> WHAT TO WORK ON: Whenever a line below includes "feel", add it to the tally, then give the total and nothing more.
○ ○ ○ ○ ○ ○ ○
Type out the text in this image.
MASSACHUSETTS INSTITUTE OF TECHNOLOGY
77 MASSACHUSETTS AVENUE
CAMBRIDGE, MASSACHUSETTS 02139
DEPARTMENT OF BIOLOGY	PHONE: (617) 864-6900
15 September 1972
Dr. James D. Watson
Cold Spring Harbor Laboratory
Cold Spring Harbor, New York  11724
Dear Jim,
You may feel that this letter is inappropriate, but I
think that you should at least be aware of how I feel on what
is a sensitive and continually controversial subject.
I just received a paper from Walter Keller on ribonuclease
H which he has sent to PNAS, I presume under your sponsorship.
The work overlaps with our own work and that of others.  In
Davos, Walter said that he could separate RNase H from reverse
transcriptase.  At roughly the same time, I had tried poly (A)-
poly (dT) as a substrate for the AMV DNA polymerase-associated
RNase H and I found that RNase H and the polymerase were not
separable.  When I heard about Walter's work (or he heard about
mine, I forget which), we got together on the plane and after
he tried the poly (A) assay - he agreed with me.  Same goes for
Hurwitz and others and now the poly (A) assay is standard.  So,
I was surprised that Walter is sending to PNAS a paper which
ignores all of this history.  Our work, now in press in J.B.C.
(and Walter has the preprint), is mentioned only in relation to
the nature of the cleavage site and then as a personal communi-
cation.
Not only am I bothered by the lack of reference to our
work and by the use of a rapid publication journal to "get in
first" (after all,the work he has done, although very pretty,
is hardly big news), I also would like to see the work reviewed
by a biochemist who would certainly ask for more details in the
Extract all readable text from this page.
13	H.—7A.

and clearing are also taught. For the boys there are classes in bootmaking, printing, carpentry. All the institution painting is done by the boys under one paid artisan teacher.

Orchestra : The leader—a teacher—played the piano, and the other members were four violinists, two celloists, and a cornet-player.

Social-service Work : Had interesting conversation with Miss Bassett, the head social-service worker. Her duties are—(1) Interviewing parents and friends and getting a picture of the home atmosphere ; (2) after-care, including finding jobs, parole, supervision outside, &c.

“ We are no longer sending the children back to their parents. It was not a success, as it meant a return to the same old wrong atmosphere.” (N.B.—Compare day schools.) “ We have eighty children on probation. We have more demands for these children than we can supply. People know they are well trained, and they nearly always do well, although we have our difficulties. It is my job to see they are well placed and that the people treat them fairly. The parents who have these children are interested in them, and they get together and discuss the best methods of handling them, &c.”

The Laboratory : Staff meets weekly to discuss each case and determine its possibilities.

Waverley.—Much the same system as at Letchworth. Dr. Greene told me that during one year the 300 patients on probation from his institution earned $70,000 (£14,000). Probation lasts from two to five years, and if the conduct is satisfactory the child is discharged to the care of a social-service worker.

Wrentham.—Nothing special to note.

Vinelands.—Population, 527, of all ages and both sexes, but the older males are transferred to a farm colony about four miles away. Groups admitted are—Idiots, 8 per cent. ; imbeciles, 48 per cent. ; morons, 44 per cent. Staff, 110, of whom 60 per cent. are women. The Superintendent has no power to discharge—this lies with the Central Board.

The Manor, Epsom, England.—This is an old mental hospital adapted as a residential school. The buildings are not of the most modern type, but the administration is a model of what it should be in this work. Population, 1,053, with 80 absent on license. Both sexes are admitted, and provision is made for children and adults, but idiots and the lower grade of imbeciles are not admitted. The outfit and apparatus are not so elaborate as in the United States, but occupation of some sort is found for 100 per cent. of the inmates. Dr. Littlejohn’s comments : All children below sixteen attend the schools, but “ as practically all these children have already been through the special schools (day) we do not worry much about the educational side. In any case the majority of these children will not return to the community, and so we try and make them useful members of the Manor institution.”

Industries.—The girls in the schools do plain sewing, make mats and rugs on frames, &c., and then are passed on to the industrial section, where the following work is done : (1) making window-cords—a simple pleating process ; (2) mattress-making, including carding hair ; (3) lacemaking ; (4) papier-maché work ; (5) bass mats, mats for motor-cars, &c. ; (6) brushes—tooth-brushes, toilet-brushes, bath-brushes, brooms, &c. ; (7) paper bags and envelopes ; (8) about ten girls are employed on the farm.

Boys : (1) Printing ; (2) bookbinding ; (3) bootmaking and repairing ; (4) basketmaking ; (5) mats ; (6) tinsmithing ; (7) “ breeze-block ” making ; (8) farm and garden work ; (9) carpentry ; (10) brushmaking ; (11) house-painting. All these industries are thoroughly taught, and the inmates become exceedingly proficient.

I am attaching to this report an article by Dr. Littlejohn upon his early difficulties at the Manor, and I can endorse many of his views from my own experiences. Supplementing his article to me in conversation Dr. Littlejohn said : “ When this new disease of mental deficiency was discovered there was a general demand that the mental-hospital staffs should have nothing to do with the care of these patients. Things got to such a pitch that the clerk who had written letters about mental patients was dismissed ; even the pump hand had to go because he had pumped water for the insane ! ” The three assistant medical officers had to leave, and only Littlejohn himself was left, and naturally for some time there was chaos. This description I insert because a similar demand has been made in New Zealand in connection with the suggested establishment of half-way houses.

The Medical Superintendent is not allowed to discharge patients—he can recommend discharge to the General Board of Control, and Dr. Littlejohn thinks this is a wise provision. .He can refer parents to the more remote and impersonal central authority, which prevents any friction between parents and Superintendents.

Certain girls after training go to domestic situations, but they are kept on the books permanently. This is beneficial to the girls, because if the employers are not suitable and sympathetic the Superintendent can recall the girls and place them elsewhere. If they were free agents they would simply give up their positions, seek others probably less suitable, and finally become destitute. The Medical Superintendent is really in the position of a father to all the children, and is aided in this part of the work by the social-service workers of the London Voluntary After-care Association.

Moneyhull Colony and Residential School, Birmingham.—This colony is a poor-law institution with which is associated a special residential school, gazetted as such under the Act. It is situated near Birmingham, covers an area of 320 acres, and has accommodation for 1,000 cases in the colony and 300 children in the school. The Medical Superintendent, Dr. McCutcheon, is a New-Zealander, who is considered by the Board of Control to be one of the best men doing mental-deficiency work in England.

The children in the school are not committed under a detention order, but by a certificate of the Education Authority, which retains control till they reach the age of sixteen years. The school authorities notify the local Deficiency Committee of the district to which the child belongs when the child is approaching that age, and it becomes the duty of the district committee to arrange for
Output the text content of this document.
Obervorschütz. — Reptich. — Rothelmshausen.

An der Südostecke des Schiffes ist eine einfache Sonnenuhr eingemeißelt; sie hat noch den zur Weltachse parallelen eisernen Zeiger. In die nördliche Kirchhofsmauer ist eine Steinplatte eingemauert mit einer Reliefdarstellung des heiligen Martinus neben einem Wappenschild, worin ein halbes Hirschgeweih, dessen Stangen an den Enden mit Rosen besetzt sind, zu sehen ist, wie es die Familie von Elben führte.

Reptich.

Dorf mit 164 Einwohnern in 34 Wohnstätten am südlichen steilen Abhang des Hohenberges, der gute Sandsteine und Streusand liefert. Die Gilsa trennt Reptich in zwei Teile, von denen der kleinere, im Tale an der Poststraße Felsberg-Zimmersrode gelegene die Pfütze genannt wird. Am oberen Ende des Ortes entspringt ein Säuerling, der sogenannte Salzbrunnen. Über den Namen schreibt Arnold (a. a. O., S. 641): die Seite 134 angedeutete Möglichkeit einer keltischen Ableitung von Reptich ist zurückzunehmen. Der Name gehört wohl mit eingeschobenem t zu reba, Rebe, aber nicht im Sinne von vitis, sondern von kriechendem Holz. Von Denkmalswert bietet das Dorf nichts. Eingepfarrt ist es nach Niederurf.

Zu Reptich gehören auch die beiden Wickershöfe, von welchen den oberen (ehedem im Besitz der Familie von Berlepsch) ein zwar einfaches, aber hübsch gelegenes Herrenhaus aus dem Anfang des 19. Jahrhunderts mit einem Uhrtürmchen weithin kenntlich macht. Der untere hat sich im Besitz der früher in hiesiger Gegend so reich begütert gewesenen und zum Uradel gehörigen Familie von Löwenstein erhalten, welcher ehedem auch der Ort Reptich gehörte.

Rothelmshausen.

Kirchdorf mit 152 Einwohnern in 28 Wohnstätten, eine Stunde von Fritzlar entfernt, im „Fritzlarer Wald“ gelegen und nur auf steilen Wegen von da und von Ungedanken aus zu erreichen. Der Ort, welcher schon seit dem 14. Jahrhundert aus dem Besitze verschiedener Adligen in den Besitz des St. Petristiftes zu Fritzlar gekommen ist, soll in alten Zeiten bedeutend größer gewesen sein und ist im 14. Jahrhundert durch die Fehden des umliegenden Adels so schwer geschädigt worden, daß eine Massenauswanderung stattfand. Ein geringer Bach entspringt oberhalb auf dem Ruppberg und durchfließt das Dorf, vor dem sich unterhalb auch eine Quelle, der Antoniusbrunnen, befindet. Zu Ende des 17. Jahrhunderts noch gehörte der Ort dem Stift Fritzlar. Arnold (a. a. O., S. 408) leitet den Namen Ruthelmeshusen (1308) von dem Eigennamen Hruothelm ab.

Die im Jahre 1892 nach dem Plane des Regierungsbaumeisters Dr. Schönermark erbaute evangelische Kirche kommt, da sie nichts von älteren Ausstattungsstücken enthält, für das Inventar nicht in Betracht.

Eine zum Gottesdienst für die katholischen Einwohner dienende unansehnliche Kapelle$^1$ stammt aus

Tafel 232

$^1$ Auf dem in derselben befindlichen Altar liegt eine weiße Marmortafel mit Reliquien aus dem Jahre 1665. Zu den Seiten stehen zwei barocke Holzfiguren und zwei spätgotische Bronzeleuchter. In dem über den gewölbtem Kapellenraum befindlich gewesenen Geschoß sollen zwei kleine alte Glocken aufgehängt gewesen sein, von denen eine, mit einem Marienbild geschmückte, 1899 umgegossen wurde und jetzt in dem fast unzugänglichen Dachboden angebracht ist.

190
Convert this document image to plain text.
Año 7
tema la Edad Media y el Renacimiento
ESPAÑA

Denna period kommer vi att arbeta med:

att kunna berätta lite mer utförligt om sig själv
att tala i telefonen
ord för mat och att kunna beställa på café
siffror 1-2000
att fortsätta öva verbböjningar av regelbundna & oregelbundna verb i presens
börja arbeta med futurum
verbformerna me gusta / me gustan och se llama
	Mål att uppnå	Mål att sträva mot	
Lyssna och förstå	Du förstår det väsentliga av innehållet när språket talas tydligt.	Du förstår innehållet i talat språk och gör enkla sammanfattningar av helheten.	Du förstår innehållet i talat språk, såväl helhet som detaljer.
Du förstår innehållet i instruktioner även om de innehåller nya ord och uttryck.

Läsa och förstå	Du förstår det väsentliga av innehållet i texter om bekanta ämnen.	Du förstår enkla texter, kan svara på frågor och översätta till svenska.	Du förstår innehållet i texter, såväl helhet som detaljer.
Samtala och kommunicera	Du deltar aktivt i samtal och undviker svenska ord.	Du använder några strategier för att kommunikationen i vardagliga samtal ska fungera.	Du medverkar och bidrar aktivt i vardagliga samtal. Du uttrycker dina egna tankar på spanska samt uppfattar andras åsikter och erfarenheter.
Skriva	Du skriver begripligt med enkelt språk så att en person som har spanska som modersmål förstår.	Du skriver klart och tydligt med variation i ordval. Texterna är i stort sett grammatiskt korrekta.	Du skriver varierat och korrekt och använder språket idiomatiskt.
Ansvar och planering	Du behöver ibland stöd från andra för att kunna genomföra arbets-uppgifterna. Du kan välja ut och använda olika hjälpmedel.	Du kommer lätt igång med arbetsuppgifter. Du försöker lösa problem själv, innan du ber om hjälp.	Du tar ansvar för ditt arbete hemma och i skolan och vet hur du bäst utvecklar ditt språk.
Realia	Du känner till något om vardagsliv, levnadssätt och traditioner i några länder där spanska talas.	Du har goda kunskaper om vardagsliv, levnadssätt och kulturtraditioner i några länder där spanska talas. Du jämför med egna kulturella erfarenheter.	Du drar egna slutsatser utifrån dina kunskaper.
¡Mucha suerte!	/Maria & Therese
○ ○ ○ ○ ○ ○ ○
> TASK ANSWER: 2